**Record list:**
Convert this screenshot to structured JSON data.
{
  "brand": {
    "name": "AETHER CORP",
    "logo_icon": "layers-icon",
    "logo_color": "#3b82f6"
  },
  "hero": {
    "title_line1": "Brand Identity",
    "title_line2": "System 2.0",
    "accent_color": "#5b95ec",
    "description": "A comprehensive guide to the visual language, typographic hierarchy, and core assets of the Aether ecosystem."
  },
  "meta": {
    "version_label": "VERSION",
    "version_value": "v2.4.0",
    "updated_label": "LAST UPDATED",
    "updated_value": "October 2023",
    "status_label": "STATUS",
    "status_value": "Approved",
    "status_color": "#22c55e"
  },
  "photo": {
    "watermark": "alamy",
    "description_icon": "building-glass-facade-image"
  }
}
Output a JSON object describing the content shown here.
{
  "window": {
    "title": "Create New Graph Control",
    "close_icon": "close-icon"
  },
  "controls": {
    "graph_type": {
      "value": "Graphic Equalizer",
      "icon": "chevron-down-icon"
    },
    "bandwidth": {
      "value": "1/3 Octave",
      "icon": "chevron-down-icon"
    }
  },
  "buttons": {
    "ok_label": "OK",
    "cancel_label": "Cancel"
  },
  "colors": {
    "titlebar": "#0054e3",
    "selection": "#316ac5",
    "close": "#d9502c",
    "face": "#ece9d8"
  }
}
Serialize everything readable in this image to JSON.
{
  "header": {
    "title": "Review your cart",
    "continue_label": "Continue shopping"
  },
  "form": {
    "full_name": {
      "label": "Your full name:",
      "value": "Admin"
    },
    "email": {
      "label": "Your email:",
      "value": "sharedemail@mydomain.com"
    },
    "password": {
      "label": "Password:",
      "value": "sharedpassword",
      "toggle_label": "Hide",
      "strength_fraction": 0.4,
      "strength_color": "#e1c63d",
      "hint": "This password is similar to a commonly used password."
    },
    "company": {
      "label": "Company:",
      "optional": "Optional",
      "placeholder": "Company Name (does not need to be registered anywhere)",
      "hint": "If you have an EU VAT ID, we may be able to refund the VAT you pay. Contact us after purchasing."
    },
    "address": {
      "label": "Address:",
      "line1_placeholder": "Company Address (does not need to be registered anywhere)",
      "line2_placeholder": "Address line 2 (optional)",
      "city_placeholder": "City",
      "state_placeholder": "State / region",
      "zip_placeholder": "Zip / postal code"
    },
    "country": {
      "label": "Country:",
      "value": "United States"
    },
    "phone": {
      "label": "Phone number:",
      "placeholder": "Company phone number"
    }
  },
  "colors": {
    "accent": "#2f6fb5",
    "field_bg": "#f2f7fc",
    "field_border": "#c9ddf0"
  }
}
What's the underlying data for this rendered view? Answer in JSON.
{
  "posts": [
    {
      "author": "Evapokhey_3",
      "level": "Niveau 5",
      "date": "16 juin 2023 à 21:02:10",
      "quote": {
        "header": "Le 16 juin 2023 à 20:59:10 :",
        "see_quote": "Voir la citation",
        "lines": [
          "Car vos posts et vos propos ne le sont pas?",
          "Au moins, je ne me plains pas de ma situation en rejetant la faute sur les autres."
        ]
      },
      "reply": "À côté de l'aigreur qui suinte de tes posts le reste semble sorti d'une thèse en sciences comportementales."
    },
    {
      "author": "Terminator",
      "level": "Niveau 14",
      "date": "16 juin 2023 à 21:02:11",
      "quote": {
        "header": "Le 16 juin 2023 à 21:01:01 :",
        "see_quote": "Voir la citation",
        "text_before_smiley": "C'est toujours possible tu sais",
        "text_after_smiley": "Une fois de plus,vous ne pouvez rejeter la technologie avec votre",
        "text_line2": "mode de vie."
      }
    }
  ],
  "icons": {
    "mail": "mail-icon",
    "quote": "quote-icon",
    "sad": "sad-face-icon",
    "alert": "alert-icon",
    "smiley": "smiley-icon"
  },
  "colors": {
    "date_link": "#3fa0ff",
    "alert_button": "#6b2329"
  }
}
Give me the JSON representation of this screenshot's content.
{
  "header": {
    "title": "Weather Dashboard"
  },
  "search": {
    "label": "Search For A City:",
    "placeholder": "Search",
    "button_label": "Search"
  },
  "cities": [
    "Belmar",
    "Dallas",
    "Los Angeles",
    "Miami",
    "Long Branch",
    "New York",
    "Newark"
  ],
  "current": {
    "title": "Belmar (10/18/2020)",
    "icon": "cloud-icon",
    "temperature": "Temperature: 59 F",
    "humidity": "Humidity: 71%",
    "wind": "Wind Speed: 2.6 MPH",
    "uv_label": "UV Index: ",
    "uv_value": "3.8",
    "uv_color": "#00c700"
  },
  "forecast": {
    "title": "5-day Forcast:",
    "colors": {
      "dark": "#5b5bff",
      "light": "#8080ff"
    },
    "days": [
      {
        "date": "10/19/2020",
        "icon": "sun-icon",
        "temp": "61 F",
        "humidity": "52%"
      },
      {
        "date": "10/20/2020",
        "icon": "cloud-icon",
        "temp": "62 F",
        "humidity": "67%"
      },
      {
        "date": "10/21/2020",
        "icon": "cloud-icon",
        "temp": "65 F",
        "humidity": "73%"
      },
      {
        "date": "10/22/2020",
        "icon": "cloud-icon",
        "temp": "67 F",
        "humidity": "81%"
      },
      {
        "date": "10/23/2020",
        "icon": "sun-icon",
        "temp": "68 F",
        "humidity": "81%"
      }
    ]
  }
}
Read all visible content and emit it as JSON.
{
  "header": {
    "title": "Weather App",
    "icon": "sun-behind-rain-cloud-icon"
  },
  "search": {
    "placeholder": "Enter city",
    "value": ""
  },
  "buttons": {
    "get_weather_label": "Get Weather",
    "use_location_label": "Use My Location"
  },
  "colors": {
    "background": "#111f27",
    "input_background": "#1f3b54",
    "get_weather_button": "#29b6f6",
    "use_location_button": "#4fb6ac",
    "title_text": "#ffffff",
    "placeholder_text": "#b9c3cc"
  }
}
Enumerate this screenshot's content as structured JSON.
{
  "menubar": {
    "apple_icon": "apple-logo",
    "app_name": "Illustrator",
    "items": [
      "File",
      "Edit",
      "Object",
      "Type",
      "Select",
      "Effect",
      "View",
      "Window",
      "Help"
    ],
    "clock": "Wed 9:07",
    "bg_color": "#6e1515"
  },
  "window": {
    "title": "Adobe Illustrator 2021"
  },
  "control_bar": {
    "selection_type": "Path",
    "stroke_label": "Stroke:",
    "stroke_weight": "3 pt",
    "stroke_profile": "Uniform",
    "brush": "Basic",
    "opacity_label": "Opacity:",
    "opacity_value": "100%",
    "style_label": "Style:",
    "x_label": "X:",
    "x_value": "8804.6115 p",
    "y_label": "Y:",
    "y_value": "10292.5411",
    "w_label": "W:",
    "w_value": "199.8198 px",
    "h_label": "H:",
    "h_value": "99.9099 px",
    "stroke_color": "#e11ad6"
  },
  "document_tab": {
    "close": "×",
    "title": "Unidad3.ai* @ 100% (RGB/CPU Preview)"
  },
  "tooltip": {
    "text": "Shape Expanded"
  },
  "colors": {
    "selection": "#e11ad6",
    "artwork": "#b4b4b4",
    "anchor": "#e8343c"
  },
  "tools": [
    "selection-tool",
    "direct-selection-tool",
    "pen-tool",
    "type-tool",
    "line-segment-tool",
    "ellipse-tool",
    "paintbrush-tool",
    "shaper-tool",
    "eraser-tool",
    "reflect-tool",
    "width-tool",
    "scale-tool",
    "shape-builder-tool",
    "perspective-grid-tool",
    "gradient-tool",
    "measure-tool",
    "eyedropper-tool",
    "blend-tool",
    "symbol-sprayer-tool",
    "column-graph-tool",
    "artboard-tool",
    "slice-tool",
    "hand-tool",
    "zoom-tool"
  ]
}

**Task goal:** Copy out each record exactly as given, omitting none.

**The completed task:**
Convert this screenshot to structured JSON data.
{
  "brand": {
    "name": "AETHER CORP",
    "logo_icon": "layers-icon",
    "logo_color": "#3b82f6"
  },
  "hero": {
    "title_line1": "Brand Identity",
    "title_line2": "System 2.0",
    "accent_color": "#5b95ec",
    "description": "A comprehensive guide to the visual language, typographic hierarchy, and core assets of the Aether ecosystem."
  },
  "meta": {
    "version_label": "VERSION",
    "version_value": "v2.4.0",
    "updated_label": "LAST UPDATED",
    "updated_value": "October 2023",
    "status_label": "STATUS",
    "status_value": "Approved",
    "status_color": "#22c55e"
  },
  "photo": {
    "watermark": "alamy",
    "description_icon": "building-glass-facade-image"
  }
}
Output a JSON object describing the content shown here.
{
  "window": {
    "title": "Create New Graph Control",
    "close_icon": "close-icon"
  },
  "controls": {
    "graph_type": {
      "value": "Graphic Equalizer",
      "icon": "chevron-down-icon"
    },
    "bandwidth": {
      "value": "1/3 Octave",
      "icon": "chevron-down-icon"
    }
  },
  "buttons": {
    "ok_label": "OK",
    "cancel_label": "Cancel"
  },
  "colors": {
    "titlebar": "#0054e3",
    "selection": "#316ac5",
    "close": "#d9502c",
    "face": "#ece9d8"
  }
}
Serialize everything readable in this image to JSON.
{
  "header": {
    "title": "Review your cart",
    "continue_label": "Continue shopping"
  },
  "form": {
    "full_name": {
      "label": "Your full name:",
      "value": "Admin"
    },
    "email": {
      "label": "Your email:",
      "value": "sharedemail@mydomain.com"
    },
    "password": {
      "label": "Password:",
      "value": "sharedpassword",
      "toggle_label": "Hide",
      "strength_fraction": 0.4,
      "strength_color": "#e1c63d",
      "hint": "This password is similar to a commonly used password."
    },
    "company": {
      "label": "Company:",
      "optional": "Optional",
      "placeholder": "Company Name (does not need to be registered anywhere)",
      "hint": "If you have an EU VAT ID, we may be able to refund the VAT you pay. Contact us after purchasing."
    },
    "address": {
      "label": "Address:",
      "line1_placeholder": "Company Address (does not need to be registered anywhere)",
      "line2_placeholder": "Address line 2 (optional)",
      "city_placeholder": "City",
      "state_placeholder": "State / region",
      "zip_placeholder": "Zip / postal code"
    },
    "country": {
      "label": "Country:",
      "value": "United States"
    },
    "phone": {
      "label": "Phone number:",
      "placeholder": "Company phone number"
    }
  },
  "colors": {
    "accent": "#2f6fb5",
    "field_bg": "#f2f7fc",
    "field_border": "#c9ddf0"
  }
}
What's the underlying data for this rendered view? Answer in JSON.
{
  "posts": [
    {
      "author": "Evapokhey_3",
      "level": "Niveau 5",
      "date": "16 juin 2023 à 21:02:10",
      "quote": {
        "header": "Le 16 juin 2023 à 20:59:10 :",
        "see_quote": "Voir la citation",
        "lines": [
          "Car vos posts et vos propos ne le sont pas?",
          "Au moins, je ne me plains pas de ma situation en rejetant la faute sur les autres."
        ]
      },
      "reply": "À côté de l'aigreur qui suinte de tes posts le reste semble sorti d'une thèse en sciences comportementales."
    },
    {
      "author": "Terminator",
      "level": "Niveau 14",
      "date": "16 juin 2023 à 21:02:11",
      "quote": {
        "header": "Le 16 juin 2023 à 21:01:01 :",
        "see_quote": "Voir la citation",
        "text_before_smiley": "C'est toujours possible tu sais",
        "text_after_smiley": "Une fois de plus,vous ne pouvez rejeter la technologie avec votre",
        "text_line2": "mode de vie."
      }
    }
  ],
  "icons": {
    "mail": "mail-icon",
    "quote": "quote-icon",
    "sad": "sad-face-icon",
    "alert": "alert-icon",
    "smiley": "smiley-icon"
  },
  "colors": {
    "date_link": "#3fa0ff",
    "alert_button": "#6b2329"
  }
}
Give me the JSON representation of this screenshot's content.
{
  "header": {
    "title": "Weather Dashboard"
  },
  "search": {
    "label": "Search For A City:",
    "placeholder": "Search",
    "button_label": "Search"
  },
  "cities": [
    "Belmar",
    "Dallas",
    "Los Angeles",
    "Miami",
    "Long Branch",
    "New York",
    "Newark"
  ],
  "current": {
    "title": "Belmar (10/18/2020)",
    "icon": "cloud-icon",
    "temperature": "Temperature: 59 F",
    "humidity": "Humidity: 71%",
    "wind": "Wind Speed: 2.6 MPH",
    "uv_label": "UV Index: ",
    "uv_value": "3.8",
    "uv_color": "#00c700"
  },
  "forecast": {
    "title": "5-day Forcast:",
    "colors": {
      "dark": "#5b5bff",
      "light": "#8080ff"
    },
    "days": [
      {
        "date": "10/19/2020",
        "icon": "sun-icon",
        "temp": "61 F",
        "humidity": "52%"
      },
      {
        "date": "10/20/2020",
        "icon": "cloud-icon",
        "temp": "62 F",
        "humidity": "67%"
      },
      {
        "date": "10/21/2020",
        "icon": "cloud-icon",
        "temp": "65 F",
        "humidity": "73%"
      },
      {
        "date": "10/22/2020",
        "icon": "cloud-icon",
        "temp": "67 F",
        "humidity": "81%"
      },
      {
        "date": "10/23/2020",
        "icon": "sun-icon",
        "temp": "68 F",
        "humidity": "81%"
      }
    ]
  }
}
Read all visible content and emit it as JSON.
{
  "header": {
    "title": "Weather App",
    "icon": "sun-behind-rain-cloud-icon"
  },
  "search": {
    "placeholder": "Enter city",
    "value": ""
  },
  "buttons": {
    "get_weather_label": "Get Weather",
    "use_location_label": "Use My Location"
  },
  "colors": {
    "background": "#111f27",
    "input_background": "#1f3b54",
    "get_weather_button": "#29b6f6",
    "use_location_button": "#4fb6ac",
    "title_text": "#ffffff",
    "placeholder_text": "#b9c3cc"
  }
}
Enumerate this screenshot's content as structured JSON.
{
  "menubar": {
    "apple_icon": "apple-logo",
    "app_name": "Illustrator",
    "items": [
      "File",
      "Edit",
      "Object",
      "Type",
      "Select",
      "Effect",
      "View",
      "Window",
      "Help"
    ],
    "clock": "Wed 9:07",
    "bg_color": "#6e1515"
  },
  "window": {
    "title": "Adobe Illustrator 2021"
  },
  "control_bar": {
    "selection_type": "Path",
    "stroke_label": "Stroke:",
    "stroke_weight": "3 pt",
    "stroke_profile": "Uniform",
    "brush": "Basic",
    "opacity_label": "Opacity:",
    "opacity_value": "100%",
    "style_label": "Style:",
    "x_label": "X:",
    "x_value": "8804.6115 p",
    "y_label": "Y:",
    "y_value": "10292.5411",
    "w_label": "W:",
    "w_value": "199.8198 px",
    "h_label": "H:",
    "h_value": "99.9099 px",
    "stroke_color": "#e11ad6"
  },
  "document_tab": {
    "close": "×",
    "title": "Unidad3.ai* @ 100% (RGB/CPU Preview)"
  },
  "tooltip": {
    "text": "Shape Expanded"
  },
  "colors": {
    "selection": "#e11ad6",
    "artwork": "#b4b4b4",
    "anchor": "#e8343c"
  },
  "tools": [
    "selection-tool",
    "direct-selection-tool",
    "pen-tool",
    "type-tool",
    "line-segment-tool",
    "ellipse-tool",
    "paintbrush-tool",
    "shaper-tool",
    "eraser-tool",
    "reflect-tool",
    "width-tool",
    "scale-tool",
    "shape-builder-tool",
    "perspective-grid-tool",
    "gradient-tool",
    "measure-tool",
    "eyedropper-tool",
    "blend-tool",
    "symbol-sprayer-tool",
    "column-graph-tool",
    "artboard-tool",
    "slice-tool",
    "hand-tool",
    "zoom-tool"
  ]
}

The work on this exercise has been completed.